— START Given records —

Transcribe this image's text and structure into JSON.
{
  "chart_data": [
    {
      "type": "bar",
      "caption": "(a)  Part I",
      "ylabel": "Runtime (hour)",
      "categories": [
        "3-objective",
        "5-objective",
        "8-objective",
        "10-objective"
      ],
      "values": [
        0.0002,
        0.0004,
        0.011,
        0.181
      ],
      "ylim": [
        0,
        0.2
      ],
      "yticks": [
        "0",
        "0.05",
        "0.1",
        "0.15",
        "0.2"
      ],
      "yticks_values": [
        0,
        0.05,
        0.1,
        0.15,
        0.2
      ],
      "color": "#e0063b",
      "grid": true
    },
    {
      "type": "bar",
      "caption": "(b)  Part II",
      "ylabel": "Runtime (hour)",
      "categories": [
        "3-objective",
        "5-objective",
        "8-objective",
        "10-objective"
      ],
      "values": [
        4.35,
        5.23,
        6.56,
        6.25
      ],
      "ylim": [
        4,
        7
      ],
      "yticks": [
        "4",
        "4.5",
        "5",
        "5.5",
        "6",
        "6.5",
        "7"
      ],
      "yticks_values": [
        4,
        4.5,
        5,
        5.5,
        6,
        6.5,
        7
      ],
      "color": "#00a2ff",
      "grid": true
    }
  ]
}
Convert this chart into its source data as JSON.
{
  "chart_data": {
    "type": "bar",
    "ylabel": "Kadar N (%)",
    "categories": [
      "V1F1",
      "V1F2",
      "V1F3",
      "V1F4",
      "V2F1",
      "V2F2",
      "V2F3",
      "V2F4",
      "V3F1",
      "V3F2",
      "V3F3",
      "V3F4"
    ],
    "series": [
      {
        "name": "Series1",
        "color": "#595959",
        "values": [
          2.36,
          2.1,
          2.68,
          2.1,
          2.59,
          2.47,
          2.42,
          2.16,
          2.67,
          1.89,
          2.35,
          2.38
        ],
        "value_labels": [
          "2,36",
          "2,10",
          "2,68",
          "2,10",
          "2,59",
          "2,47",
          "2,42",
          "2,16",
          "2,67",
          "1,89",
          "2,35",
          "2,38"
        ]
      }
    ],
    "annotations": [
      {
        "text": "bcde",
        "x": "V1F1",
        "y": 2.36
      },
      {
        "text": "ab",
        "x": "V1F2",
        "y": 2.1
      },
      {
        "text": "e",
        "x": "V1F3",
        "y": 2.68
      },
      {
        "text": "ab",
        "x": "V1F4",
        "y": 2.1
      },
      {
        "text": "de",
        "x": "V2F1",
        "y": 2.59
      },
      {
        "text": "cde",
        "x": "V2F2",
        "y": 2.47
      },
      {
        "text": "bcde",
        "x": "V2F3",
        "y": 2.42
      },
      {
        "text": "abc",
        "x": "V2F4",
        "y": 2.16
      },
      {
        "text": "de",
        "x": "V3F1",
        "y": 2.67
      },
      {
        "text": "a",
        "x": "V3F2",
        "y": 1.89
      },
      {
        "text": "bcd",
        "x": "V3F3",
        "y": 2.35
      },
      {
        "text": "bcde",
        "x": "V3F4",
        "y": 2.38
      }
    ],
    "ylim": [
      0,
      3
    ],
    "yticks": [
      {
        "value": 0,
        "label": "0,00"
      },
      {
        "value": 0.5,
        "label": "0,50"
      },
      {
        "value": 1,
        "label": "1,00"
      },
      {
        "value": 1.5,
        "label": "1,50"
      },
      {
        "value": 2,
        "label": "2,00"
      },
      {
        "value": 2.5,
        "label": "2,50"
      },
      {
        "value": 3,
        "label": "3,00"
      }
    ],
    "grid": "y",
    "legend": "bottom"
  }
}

— END Given records —

To do -
Print the complete listing again, exactly as it stands.

Solution to the exercise -
Transcribe this image's text and structure into JSON.
{
  "chart_data": [
    {
      "type": "bar",
      "caption": "(a)  Part I",
      "ylabel": "Runtime (hour)",
      "categories": [
        "3-objective",
        "5-objective",
        "8-objective",
        "10-objective"
      ],
      "values": [
        0.0002,
        0.0004,
        0.011,
        0.181
      ],
      "ylim": [
        0,
        0.2
      ],
      "yticks": [
        "0",
        "0.05",
        "0.1",
        "0.15",
        "0.2"
      ],
      "yticks_values": [
        0,
        0.05,
        0.1,
        0.15,
        0.2
      ],
      "color": "#e0063b",
      "grid": true
    },
    {
      "type": "bar",
      "caption": "(b)  Part II",
      "ylabel": "Runtime (hour)",
      "categories": [
        "3-objective",
        "5-objective",
        "8-objective",
        "10-objective"
      ],
      "values": [
        4.35,
        5.23,
        6.56,
        6.25
      ],
      "ylim": [
        4,
        7
      ],
      "yticks": [
        "4",
        "4.5",
        "5",
        "5.5",
        "6",
        "6.5",
        "7"
      ],
      "yticks_values": [
        4,
        4.5,
        5,
        5.5,
        6,
        6.5,
        7
      ],
      "color": "#00a2ff",
      "grid": true
    }
  ]
}
Convert this chart into its source data as JSON.
{
  "chart_data": {
    "type": "bar",
    "ylabel": "Kadar N (%)",
    "categories": [
      "V1F1",
      "V1F2",
      "V1F3",
      "V1F4",
      "V2F1",
      "V2F2",
      "V2F3",
      "V2F4",
      "V3F1",
      "V3F2",
      "V3F3",
      "V3F4"
    ],
    "series": [
      {
        "name": "Series1",
        "color": "#595959",
        "values": [
          2.36,
          2.1,
          2.68,
          2.1,
          2.59,
          2.47,
          2.42,
          2.16,
          2.67,
          1.89,
          2.35,
          2.38
        ],
        "value_labels": [
          "2,36",
          "2,10",
          "2,68",
          "2,10",
          "2,59",
          "2,47",
          "2,42",
          "2,16",
          "2,67",
          "1,89",
          "2,35",
          "2,38"
        ]
      }
    ],
    "annotations": [
      {
        "text": "bcde",
        "x": "V1F1",
        "y": 2.36
      },
      {
        "text": "ab",
        "x": "V1F2",
        "y": 2.1
      },
      {
        "text": "e",
        "x": "V1F3",
        "y": 2.68
      },
      {
        "text": "ab",
        "x": "V1F4",
        "y": 2.1
      },
      {
        "text": "de",
        "x": "V2F1",
        "y": 2.59
      },
      {
        "text": "cde",
        "x": "V2F2",
        "y": 2.47
      },
      {
        "text": "bcde",
        "x": "V2F3",
        "y": 2.42
      },
      {
        "text": "abc",
        "x": "V2F4",
        "y": 2.16
      },
      {
        "text": "de",
        "x": "V3F1",
        "y": 2.67
      },
      {
        "text": "a",
        "x": "V3F2",
        "y": 1.89
      },
      {
        "text": "bcd",
        "x": "V3F3",
        "y": 2.35
      },
      {
        "text": "bcde",
        "x": "V3F4",
        "y": 2.38
      }
    ],
    "ylim": [
      0,
      3
    ],
    "yticks": [
      {
        "value": 0,
        "label": "0,00"
      },
      {
        "value": 0.5,
        "label": "0,50"
      },
      {
        "value": 1,
        "label": "1,00"
      },
      {
        "value": 1.5,
        "label": "1,50"
      },
      {
        "value": 2,
        "label": "2,00"
      },
      {
        "value": 2.5,
        "label": "2,50"
      },
      {
        "value": 3,
        "label": "3,00"
      }
    ],
    "grid": "y",
    "legend": "bottom"
  }
}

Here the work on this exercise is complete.